* What this task involves: What you return should match every record exactly, with the images removed.

* Dataset records:
--- begin ---

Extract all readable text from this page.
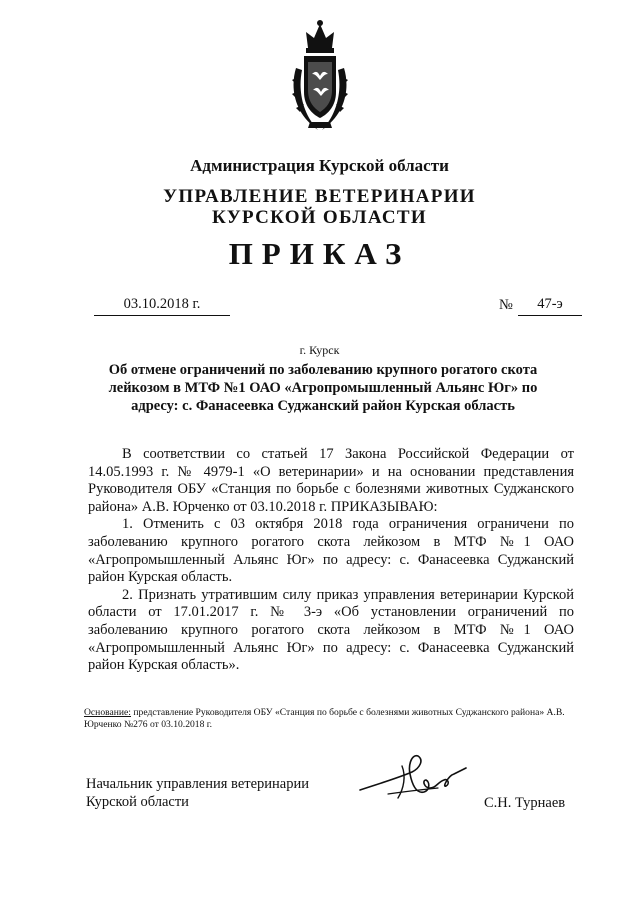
Администрация Курской области
УПРАВЛЕНИЕ ВЕТЕРИНАРИИ
КУРСКОЙ ОБЛАСТИ
ПРИКАЗ
03.10.2018 г.	№	47-э
г. Курск
Об отмене ограничений по заболеванию крупного рогатого скота лейкозом в МТФ №1 ОАО «Агропромышленный Альянс Юг» по адресу: с. Фанасеевка Суджанский район Курская область

В соответствии со статьей 17 Закона Российской Федерации от 14.05.1993 г. № 4979-1 «О ветеринарии» и на основании представления Руководителя ОБУ «Станция по борьбе с болезнями животных Суджанского района» А.В. Юрченко от 03.10.2018 г. ПРИКАЗЫВАЮ:

1. Отменить с 03 октября 2018 года ограничения ограничени по заболеванию крупного рогатого скота лейкозом в МТФ №1 ОАО «Агропромышленный Альянс Юг» по адресу: с. Фанасеевка Суджанский район Курская область.

2. Признать утратившим силу приказ управления ветеринарии Курской области от 17.01.2017 г. № 3-э «Об установлении ограничений по заболеванию крупного рогатого скота лейкозом в МТФ №1 ОАО «Агропромышленный Альянс Юг» по адресу: с. Фанасеевка Суджанский район Курская область».

Основание: представление Руководителя ОБУ «Станция по борьбе с болезнями животных Суджанского района» А.В. Юрченко №276 от 03.10.2018 г.
Начальник управления ветеринарии
Курской области	С.Н. Турнаев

--- end ---

* Expected answer:
Extract all readable text from this page.
Администрация Курской области
УПРАВЛЕНИЕ ВЕТЕРИНАРИИ
КУРСКОЙ ОБЛАСТИ
ПРИКАЗ
03.10.2018 г.	№	47-э
г. Курск
Об отмене ограничений по заболеванию крупного рогатого скота лейкозом в МТФ №1 ОАО «Агропромышленный Альянс Юг» по адресу: с. Фанасеевка Суджанский район Курская область

В соответствии со статьей 17 Закона Российской Федерации от 14.05.1993 г. № 4979-1 «О ветеринарии» и на основании представления Руководителя ОБУ «Станция по борьбе с болезнями животных Суджанского района» А.В. Юрченко от 03.10.2018 г. ПРИКАЗЫВАЮ:

1. Отменить с 03 октября 2018 года ограничения ограничени по заболеванию крупного рогатого скота лейкозом в МТФ №1 ОАО «Агропромышленный Альянс Юг» по адресу: с. Фанасеевка Суджанский район Курская область.

2. Признать утратившим силу приказ управления ветеринарии Курской области от 17.01.2017 г. № 3-э «Об установлении ограничений по заболеванию крупного рогатого скота лейкозом в МТФ №1 ОАО «Агропромышленный Альянс Юг» по адресу: с. Фанасеевка Суджанский район Курская область».

Основание: представление Руководителя ОБУ «Станция по борьбе с болезнями животных Суджанского района» А.В. Юрченко №276 от 03.10.2018 г.
Начальник управления ветеринарии
Курской области	С.Н. Турнаев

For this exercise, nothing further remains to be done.